Written exercise - Restate the whole listing word for word. Pictures are left out.

Items -

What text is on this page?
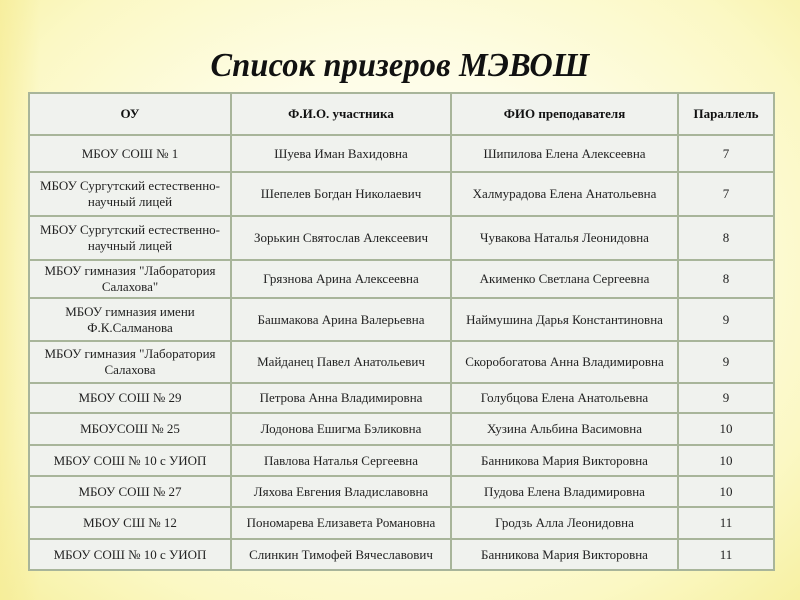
Список призеров МЭВОШ
ОУ	Ф.И.О. участника	ФИО преподавателя	Параллель
МБОУ СОШ № 1	Шуева Иман Вахидовна	Шипилова Елена Алексеевна	7
МБОУ Сургутский естественно-научный лицей	Шепелев Богдан Николаевич	Халмурадова Елена Анатольевна	7
МБОУ Сургутский естественно-научный лицей	Зорькин Святослав Алексеевич	Чувакова Наталья Леонидовна	8
МБОУ гимназия "Лаборатория Салахова"	Грязнова Арина Алексеевна	Акименко Светлана Сергеевна	8
МБОУ гимназия имени Ф.К.Салманова	Башмакова Арина Валерьевна	Наймушина Дарья Константиновна	9
МБОУ гимназия "Лаборатория Салахова	Майданец Павел Анатольевич	Скоробогатова Анна Владимировна	9
МБОУ СОШ № 29	Петрова Анна Владимировна	Голубцова Елена Анатольевна	9
МБОУСОШ № 25	Лодонова Ешигма Бэликовна	Хузина Альбина Васимовна	10
МБОУ СОШ № 10 с УИОП	Павлова Наталья Сергеевна	Банникова Мария Викторовна	10
МБОУ СОШ № 27	Ляхова Евгения Владиславовна	Пудова Елена Владимировна	10
МБОУ СШ № 12	Пономарева Елизавета Романовна	Гродзь Алла Леонидовна	11
МБОУ СОШ № 10 с УИОП	Слинкин Тимофей Вячеславович	Банникова Мария Викторовна	11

Exercise response -
What text is on this page?
Список призеров МЭВОШ
ОУ	Ф.И.О. участника	ФИО преподавателя	Параллель
МБОУ СОШ № 1	Шуева Иман Вахидовна	Шипилова Елена Алексеевна	7
МБОУ Сургутский естественно-научный лицей	Шепелев Богдан Николаевич	Халмурадова Елена Анатольевна	7
МБОУ Сургутский естественно-научный лицей	Зорькин Святослав Алексеевич	Чувакова Наталья Леонидовна	8
МБОУ гимназия "Лаборатория Салахова"	Грязнова Арина Алексеевна	Акименко Светлана Сергеевна	8
МБОУ гимназия имени Ф.К.Салманова	Башмакова Арина Валерьевна	Наймушина Дарья Константиновна	9
МБОУ гимназия "Лаборатория Салахова	Майданец Павел Анатольевич	Скоробогатова Анна Владимировна	9
МБОУ СОШ № 29	Петрова Анна Владимировна	Голубцова Елена Анатольевна	9
МБОУСОШ № 25	Лодонова Ешигма Бэликовна	Хузина Альбина Васимовна	10
МБОУ СОШ № 10 с УИОП	Павлова Наталья Сергеевна	Банникова Мария Викторовна	10
МБОУ СОШ № 27	Ляхова Евгения Владиславовна	Пудова Елена Владимировна	10
МБОУ СШ № 12	Пономарева Елизавета Романовна	Гродзь Алла Леонидовна	11
МБОУ СОШ № 10 с УИОП	Слинкин Тимофей Вячеславович	Банникова Мария Викторовна	11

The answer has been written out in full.